Information provided:
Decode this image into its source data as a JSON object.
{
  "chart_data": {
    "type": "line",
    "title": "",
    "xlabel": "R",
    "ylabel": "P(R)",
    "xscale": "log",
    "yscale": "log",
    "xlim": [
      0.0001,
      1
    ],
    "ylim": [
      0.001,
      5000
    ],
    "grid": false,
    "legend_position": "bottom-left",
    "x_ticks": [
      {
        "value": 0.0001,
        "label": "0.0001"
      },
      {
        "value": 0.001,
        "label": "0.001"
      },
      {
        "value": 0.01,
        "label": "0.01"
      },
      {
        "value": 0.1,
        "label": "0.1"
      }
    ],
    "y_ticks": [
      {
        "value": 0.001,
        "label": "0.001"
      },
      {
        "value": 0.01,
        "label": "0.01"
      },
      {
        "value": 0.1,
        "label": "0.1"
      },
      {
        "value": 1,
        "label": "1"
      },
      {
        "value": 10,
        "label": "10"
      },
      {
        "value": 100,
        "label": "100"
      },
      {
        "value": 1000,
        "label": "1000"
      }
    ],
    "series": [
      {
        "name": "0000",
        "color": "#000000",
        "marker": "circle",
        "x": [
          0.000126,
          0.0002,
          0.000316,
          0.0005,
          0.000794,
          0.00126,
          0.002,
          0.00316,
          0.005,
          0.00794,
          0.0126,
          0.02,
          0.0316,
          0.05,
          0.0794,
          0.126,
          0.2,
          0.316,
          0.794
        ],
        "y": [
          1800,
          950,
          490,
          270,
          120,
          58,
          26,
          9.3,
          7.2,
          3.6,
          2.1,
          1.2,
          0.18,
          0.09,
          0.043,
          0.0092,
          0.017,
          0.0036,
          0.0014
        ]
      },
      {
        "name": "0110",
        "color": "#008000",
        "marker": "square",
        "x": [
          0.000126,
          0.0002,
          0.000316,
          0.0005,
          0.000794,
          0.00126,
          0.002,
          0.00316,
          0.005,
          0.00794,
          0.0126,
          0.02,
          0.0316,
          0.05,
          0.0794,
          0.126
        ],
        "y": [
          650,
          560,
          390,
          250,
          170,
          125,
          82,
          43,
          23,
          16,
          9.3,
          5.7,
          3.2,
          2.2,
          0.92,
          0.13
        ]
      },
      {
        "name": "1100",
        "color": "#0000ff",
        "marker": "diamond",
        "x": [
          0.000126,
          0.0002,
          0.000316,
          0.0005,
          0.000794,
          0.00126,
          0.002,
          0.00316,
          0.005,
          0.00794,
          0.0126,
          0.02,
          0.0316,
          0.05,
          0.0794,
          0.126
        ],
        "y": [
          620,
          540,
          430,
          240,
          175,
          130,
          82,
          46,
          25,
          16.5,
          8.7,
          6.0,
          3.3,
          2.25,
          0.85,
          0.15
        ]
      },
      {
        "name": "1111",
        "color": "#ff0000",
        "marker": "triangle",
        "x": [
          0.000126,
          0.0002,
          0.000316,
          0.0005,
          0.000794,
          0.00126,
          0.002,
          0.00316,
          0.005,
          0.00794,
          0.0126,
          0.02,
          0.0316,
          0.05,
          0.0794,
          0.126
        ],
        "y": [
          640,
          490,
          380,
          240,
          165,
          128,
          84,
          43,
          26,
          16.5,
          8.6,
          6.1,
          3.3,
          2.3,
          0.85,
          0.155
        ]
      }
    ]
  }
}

What is needed: Above are several records. Count the lines among them that contain "marker" and give only the total.

Full output: 4